_Supplied entries_.

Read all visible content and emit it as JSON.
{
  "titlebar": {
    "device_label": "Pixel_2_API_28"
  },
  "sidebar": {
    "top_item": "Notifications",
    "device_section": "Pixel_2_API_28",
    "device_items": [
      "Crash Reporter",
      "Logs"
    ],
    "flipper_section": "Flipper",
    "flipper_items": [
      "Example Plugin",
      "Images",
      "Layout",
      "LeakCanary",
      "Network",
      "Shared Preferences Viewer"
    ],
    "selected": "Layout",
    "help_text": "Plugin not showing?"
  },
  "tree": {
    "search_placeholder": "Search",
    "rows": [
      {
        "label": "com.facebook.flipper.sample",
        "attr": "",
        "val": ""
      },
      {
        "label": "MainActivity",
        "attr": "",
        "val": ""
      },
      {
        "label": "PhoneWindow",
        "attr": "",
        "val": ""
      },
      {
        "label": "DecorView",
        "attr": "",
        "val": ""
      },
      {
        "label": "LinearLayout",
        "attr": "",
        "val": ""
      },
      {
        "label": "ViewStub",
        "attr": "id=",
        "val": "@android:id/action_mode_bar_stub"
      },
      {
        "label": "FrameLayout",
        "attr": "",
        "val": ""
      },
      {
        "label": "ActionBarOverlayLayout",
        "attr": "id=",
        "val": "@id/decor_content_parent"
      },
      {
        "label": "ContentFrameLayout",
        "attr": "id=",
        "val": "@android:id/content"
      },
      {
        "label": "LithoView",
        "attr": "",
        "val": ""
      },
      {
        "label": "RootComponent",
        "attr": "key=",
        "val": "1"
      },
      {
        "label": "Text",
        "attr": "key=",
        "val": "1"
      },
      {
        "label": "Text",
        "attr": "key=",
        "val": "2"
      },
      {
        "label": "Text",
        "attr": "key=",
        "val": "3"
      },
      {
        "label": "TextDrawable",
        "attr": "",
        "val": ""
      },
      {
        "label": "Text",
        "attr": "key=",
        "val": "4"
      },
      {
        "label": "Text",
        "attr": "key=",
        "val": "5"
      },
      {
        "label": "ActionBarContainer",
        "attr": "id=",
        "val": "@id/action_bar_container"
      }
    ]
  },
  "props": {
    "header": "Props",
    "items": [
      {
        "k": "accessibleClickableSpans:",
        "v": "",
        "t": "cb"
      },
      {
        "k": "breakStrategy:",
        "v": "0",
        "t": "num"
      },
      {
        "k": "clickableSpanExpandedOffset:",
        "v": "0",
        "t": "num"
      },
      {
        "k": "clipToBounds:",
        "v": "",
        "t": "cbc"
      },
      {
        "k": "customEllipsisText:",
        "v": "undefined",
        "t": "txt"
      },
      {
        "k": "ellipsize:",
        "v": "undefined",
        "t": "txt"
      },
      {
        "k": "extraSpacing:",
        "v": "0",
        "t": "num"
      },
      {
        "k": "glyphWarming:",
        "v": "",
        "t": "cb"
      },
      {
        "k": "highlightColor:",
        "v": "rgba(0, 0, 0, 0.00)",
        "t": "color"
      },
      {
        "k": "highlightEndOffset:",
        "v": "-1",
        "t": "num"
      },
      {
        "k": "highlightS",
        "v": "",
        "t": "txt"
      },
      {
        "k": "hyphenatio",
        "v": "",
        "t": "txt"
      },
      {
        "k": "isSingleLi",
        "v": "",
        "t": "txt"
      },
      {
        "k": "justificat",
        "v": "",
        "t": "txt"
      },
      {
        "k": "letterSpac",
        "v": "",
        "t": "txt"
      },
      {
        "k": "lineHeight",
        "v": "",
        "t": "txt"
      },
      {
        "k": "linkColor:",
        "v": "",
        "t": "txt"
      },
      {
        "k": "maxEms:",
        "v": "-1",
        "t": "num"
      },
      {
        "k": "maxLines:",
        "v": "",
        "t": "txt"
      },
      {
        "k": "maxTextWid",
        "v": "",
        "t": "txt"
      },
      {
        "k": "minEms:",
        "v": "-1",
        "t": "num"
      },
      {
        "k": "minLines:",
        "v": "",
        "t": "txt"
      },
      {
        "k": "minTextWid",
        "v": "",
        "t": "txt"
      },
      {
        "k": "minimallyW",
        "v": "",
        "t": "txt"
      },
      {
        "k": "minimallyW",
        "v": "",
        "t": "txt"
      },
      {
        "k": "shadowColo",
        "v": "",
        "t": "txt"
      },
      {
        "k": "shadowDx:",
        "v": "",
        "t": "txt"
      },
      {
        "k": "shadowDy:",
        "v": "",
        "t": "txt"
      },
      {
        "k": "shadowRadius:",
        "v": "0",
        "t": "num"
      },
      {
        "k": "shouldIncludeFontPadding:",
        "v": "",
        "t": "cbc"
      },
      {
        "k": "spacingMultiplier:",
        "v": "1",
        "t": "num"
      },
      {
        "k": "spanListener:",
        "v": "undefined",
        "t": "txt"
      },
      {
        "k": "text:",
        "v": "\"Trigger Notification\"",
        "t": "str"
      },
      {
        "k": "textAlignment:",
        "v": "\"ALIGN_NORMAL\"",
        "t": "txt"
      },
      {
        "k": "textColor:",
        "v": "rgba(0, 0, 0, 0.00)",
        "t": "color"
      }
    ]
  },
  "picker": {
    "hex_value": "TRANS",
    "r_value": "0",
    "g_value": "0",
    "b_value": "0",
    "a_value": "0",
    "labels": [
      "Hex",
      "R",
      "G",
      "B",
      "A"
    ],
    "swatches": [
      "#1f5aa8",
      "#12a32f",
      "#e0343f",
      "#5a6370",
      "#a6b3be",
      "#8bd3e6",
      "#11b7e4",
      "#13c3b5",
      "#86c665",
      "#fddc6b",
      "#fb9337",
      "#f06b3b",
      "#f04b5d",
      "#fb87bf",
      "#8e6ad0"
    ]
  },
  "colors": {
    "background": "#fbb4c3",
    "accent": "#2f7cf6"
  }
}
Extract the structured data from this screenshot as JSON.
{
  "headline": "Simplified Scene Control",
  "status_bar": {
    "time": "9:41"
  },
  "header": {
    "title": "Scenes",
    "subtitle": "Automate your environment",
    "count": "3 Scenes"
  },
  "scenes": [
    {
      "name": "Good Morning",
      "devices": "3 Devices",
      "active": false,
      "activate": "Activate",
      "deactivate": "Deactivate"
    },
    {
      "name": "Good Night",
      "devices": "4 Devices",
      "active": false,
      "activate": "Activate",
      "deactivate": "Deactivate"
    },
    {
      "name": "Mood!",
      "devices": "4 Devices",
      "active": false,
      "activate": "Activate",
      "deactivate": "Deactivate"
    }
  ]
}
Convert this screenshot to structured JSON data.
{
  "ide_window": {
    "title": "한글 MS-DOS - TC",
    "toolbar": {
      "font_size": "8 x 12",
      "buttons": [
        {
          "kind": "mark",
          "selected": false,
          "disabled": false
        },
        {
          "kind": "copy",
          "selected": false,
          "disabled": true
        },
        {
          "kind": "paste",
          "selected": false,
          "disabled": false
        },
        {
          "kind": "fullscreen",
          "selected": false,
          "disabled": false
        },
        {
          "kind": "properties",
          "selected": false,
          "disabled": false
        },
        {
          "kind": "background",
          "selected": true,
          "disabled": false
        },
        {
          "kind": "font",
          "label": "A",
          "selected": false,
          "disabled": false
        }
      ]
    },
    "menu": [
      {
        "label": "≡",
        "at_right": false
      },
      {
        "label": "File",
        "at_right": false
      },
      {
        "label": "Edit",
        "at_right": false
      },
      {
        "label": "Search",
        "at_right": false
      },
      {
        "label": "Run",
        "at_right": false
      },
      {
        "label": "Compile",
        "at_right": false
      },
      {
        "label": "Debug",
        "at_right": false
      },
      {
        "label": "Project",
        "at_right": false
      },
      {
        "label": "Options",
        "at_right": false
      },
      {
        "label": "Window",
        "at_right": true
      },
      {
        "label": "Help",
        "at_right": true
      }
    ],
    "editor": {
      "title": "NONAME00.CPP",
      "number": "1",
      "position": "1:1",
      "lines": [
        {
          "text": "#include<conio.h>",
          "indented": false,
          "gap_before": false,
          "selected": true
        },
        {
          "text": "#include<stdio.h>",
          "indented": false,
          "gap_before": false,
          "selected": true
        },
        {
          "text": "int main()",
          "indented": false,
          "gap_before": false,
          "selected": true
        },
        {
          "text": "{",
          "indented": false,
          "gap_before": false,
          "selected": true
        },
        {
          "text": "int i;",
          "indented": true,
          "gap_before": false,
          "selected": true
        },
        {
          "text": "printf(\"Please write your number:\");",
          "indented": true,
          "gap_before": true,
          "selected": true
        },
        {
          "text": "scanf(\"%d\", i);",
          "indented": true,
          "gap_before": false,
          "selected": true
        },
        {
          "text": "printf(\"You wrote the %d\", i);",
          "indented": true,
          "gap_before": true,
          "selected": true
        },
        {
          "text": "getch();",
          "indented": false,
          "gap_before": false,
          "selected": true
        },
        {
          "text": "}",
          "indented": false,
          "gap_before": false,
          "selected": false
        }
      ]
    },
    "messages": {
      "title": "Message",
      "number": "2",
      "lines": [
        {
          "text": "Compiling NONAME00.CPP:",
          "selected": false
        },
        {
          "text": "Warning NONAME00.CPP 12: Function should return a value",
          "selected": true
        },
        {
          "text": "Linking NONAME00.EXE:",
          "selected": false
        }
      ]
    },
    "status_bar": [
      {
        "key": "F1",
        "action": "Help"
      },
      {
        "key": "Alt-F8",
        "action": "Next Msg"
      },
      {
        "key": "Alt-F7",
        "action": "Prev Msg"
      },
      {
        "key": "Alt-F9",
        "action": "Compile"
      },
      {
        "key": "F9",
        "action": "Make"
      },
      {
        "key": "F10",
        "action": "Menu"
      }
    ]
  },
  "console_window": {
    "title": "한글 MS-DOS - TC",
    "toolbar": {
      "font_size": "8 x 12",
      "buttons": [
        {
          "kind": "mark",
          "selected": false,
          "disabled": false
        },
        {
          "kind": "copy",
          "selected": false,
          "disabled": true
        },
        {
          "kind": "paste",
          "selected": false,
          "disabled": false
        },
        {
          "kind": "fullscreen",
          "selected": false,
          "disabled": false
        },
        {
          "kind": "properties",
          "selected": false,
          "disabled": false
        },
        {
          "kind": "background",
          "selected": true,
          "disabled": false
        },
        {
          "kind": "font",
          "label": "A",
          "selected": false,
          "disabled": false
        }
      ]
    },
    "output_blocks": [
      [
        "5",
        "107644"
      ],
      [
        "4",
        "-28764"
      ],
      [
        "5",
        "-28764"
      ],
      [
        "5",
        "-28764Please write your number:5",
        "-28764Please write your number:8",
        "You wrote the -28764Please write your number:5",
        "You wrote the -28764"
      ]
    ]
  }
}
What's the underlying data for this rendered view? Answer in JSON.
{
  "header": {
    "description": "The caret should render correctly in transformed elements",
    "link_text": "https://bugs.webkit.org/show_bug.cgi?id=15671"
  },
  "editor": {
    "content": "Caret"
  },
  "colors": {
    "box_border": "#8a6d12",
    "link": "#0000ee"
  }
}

_Short exercise_.
Count how many lines of the material hold the string "write". Give the number and nothing more.

_Answer_.
4